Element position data
• • •

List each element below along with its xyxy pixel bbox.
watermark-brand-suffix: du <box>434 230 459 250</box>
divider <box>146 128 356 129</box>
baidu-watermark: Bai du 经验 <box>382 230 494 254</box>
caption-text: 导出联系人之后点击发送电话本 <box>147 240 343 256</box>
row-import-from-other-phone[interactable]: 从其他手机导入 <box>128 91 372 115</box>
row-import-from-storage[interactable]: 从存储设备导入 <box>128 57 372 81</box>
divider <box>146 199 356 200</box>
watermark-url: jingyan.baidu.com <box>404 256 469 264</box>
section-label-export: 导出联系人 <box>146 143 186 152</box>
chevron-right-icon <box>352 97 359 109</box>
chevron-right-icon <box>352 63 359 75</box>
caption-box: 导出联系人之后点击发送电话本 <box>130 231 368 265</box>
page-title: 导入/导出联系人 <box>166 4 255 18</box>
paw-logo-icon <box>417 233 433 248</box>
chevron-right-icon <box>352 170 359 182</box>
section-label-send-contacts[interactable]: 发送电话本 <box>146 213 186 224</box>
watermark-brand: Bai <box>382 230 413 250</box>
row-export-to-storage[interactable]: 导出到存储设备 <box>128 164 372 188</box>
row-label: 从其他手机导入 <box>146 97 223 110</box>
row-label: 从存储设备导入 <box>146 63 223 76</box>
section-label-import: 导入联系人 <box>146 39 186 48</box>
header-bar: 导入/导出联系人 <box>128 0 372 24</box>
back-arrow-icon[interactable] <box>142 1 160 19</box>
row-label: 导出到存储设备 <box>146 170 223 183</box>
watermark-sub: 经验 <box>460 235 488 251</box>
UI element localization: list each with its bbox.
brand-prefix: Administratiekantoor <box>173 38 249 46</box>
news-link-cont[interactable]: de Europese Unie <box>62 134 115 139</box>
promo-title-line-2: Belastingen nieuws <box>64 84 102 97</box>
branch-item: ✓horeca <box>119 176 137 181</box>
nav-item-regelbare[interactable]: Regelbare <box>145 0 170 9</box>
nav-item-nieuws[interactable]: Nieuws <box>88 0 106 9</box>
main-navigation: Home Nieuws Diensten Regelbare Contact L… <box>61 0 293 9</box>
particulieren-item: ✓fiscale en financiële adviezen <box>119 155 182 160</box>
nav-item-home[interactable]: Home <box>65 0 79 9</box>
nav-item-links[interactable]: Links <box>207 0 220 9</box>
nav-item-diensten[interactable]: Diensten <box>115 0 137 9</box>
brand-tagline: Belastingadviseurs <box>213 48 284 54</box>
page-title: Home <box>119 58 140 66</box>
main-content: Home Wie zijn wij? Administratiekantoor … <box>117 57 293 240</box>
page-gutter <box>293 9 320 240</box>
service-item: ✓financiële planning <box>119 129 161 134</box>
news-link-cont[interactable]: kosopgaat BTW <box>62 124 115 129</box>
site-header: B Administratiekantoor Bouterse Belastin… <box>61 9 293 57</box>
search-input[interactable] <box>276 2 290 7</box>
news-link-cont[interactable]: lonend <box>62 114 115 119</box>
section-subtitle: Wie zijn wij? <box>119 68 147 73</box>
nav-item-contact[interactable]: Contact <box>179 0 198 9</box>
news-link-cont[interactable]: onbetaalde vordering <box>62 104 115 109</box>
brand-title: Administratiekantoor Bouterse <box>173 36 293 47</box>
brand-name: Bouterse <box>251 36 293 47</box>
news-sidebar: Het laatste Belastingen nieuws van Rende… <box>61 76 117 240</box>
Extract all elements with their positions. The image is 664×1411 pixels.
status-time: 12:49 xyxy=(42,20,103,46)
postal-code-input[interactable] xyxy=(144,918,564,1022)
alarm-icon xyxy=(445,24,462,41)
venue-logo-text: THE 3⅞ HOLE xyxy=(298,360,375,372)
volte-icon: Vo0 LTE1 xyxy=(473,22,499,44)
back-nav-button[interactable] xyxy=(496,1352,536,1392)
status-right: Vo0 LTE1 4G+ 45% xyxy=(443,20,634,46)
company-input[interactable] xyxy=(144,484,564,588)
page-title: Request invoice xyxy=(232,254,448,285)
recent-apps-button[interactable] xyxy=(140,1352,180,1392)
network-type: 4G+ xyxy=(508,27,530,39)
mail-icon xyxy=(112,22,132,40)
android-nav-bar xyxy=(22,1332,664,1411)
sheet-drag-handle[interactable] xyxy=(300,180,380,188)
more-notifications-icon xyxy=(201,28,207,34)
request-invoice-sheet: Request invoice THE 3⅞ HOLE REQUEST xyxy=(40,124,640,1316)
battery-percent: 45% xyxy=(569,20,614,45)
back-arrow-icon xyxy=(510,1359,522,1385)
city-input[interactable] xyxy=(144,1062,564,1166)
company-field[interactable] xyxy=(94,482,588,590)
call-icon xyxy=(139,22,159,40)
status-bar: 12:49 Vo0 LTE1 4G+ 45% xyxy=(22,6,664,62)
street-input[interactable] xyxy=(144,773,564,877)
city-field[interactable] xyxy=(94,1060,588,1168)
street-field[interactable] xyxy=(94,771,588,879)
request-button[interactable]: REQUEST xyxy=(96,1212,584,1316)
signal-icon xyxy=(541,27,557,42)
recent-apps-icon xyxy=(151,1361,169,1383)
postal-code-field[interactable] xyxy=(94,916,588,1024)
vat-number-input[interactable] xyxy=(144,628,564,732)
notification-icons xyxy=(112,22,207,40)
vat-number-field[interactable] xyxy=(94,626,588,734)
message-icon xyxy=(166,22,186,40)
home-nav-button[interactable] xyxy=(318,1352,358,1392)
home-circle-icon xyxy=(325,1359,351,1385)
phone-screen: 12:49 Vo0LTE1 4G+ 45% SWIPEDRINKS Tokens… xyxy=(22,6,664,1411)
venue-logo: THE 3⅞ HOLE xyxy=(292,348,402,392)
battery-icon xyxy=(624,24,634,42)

• • •

• _Objective_: Reproduce the listing unchanged, starting at its first line and stopping after the line that contains "chevron-right-icon <box>352 63 359 75</box>".

• _Task result_:
List each element below along with its xyxy pixel bbox.
watermark-brand-suffix: du <box>434 230 459 250</box>
divider <box>146 128 356 129</box>
baidu-watermark: Bai du 经验 <box>382 230 494 254</box>
caption-text: 导出联系人之后点击发送电话本 <box>147 240 343 256</box>
row-import-from-other-phone[interactable]: 从其他手机导入 <box>128 91 372 115</box>
row-import-from-storage[interactable]: 从存储设备导入 <box>128 57 372 81</box>
divider <box>146 199 356 200</box>
watermark-url: jingyan.baidu.com <box>404 256 469 264</box>
section-label-export: 导出联系人 <box>146 143 186 152</box>
chevron-right-icon <box>352 97 359 109</box>
chevron-right-icon <box>352 63 359 75</box>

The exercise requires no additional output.